• [TASK REQUIREMENTS]
Out of all the lines below, count those with the word "phases". Give the number only.
══ DATA FOR PROCESSING ══
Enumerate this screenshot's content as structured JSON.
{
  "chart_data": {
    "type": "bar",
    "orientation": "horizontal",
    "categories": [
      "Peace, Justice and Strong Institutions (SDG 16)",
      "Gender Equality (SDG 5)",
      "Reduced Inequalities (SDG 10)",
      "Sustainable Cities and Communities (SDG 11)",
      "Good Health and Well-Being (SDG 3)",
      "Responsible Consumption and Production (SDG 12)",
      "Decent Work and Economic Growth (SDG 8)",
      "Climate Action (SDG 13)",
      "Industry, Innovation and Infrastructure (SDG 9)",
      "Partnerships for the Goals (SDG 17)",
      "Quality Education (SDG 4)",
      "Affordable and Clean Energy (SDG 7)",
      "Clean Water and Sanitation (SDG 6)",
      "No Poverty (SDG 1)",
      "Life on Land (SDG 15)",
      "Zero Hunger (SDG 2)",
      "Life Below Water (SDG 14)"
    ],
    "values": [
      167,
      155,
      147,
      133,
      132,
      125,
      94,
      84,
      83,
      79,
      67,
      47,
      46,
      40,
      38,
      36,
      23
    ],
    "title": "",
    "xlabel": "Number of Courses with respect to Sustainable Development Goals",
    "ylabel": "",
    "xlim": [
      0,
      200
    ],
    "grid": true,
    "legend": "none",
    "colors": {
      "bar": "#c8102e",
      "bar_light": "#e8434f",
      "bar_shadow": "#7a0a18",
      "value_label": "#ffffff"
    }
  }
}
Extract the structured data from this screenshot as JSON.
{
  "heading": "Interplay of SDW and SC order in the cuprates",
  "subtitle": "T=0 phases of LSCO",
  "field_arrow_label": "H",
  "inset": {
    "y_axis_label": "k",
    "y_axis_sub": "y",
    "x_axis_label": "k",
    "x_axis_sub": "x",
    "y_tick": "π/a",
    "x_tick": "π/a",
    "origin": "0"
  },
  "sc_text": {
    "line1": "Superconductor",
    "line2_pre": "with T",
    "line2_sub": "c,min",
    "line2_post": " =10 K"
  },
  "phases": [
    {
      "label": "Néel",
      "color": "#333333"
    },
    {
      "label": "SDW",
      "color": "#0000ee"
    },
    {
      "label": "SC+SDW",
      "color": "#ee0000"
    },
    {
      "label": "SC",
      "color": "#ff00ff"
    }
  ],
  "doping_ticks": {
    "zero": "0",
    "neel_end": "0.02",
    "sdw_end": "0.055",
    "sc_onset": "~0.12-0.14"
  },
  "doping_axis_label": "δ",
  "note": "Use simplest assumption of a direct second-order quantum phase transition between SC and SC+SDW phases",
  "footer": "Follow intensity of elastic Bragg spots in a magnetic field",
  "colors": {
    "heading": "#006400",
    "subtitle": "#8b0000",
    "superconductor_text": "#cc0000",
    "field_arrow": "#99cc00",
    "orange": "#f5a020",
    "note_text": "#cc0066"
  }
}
═══
• [COMPLETE RESPONSE]
3